* Figure record extracts
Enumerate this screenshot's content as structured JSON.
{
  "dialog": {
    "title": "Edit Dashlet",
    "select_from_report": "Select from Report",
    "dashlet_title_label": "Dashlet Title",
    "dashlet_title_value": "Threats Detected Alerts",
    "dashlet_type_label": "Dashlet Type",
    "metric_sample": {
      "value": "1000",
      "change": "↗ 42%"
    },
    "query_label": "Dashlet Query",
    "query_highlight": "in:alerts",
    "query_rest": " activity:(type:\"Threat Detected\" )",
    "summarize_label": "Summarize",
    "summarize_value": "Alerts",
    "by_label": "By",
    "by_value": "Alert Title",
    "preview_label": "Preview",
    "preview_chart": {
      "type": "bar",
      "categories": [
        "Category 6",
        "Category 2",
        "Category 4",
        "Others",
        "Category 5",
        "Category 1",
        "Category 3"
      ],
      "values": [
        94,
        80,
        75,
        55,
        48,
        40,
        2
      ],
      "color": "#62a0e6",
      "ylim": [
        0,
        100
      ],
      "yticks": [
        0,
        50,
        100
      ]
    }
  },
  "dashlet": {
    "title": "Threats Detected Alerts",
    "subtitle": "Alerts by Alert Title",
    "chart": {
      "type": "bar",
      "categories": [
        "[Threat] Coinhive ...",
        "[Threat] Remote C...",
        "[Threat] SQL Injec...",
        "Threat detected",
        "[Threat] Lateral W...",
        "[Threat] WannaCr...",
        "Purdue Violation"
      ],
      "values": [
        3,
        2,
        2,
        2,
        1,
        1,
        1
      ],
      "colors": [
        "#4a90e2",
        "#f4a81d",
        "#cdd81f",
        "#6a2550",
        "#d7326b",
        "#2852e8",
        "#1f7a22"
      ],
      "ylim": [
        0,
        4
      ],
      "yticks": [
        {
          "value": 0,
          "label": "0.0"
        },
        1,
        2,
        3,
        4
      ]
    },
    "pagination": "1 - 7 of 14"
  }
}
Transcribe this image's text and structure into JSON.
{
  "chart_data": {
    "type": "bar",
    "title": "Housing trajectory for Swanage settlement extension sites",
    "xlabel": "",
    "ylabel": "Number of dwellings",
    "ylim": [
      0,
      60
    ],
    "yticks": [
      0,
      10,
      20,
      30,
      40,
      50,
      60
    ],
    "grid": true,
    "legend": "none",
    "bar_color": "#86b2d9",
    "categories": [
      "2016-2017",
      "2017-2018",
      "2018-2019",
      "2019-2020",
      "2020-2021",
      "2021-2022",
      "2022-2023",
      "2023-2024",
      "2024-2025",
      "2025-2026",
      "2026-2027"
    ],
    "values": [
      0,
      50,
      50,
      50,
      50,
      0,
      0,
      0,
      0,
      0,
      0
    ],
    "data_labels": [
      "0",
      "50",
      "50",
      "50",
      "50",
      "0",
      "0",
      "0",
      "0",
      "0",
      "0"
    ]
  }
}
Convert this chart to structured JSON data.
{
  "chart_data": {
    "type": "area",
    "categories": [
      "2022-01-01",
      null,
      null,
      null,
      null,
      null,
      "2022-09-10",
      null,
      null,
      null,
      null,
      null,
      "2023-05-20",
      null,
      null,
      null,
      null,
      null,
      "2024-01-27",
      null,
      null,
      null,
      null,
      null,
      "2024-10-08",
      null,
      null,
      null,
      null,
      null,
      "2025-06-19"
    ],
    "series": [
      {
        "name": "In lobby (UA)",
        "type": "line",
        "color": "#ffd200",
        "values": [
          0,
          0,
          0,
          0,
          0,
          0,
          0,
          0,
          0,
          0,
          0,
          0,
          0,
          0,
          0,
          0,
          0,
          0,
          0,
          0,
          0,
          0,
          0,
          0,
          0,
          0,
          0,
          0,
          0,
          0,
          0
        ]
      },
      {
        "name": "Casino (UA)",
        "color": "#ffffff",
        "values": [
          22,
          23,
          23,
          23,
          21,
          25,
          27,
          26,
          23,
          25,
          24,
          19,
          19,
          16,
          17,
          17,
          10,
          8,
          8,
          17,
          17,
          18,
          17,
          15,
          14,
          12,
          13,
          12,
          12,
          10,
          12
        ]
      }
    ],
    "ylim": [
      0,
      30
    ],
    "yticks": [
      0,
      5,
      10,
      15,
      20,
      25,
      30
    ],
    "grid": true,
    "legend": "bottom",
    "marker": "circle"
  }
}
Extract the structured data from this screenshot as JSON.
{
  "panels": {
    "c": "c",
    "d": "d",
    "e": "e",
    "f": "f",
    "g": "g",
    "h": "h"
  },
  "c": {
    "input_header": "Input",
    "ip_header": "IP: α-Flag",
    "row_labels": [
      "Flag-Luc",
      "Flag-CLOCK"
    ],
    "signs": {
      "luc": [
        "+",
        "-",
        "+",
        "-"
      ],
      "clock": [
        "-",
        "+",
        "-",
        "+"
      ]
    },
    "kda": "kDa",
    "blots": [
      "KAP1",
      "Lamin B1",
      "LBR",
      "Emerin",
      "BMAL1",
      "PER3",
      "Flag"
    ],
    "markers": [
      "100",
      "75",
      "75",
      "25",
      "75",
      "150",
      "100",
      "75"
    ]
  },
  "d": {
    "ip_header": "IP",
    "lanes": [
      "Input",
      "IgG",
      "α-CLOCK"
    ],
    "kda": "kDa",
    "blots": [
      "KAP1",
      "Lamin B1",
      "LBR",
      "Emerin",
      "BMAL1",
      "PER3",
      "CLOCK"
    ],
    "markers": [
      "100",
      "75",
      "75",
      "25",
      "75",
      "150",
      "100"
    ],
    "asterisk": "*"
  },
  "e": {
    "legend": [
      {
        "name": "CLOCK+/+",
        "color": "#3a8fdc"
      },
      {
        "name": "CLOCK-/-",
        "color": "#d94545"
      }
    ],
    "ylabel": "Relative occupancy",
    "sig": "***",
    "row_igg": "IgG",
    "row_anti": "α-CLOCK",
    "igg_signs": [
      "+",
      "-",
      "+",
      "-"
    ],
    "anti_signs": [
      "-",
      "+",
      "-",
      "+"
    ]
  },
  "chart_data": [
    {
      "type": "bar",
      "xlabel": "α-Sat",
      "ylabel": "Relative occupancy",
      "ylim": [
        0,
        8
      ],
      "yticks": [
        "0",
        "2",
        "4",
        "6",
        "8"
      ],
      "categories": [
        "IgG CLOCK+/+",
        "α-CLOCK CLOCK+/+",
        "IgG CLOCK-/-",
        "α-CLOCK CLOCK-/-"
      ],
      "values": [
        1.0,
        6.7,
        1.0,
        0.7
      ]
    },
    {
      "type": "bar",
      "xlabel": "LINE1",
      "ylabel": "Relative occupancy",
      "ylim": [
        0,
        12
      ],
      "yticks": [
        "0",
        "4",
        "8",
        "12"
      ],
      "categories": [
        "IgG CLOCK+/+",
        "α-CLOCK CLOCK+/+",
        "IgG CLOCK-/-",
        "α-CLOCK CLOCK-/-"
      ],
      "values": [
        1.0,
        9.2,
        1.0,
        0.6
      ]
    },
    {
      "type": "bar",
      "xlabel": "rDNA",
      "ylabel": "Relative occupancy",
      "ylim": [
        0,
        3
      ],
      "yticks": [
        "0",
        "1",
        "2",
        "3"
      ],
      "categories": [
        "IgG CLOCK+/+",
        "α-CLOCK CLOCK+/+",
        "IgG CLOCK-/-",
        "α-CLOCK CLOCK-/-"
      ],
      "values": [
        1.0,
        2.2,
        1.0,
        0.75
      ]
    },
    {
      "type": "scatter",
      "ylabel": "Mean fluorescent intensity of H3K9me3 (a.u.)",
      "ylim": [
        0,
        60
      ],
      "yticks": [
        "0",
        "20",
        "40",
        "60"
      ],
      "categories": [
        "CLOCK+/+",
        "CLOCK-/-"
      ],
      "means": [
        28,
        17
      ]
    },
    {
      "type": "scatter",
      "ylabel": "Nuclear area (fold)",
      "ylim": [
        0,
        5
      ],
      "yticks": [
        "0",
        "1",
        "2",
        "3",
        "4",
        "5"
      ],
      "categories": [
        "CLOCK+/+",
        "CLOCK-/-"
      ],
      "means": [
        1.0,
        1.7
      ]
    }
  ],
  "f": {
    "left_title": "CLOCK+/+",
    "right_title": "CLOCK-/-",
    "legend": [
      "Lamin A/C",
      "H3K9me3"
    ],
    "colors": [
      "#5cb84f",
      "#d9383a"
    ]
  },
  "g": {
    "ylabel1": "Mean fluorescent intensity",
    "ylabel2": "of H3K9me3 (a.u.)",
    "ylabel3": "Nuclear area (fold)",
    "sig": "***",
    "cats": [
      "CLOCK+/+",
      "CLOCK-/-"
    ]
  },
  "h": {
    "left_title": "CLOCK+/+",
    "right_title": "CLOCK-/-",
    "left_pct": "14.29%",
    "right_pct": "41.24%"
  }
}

* THE TASK
Show each line of the data that contains the string "JSON".

* REPLY TO THE TASK
Enumerate this screenshot's content as structured JSON.
Transcribe this image's text and structure into JSON.
Convert this chart to structured JSON data.
Extract the structured data from this screenshot as JSON.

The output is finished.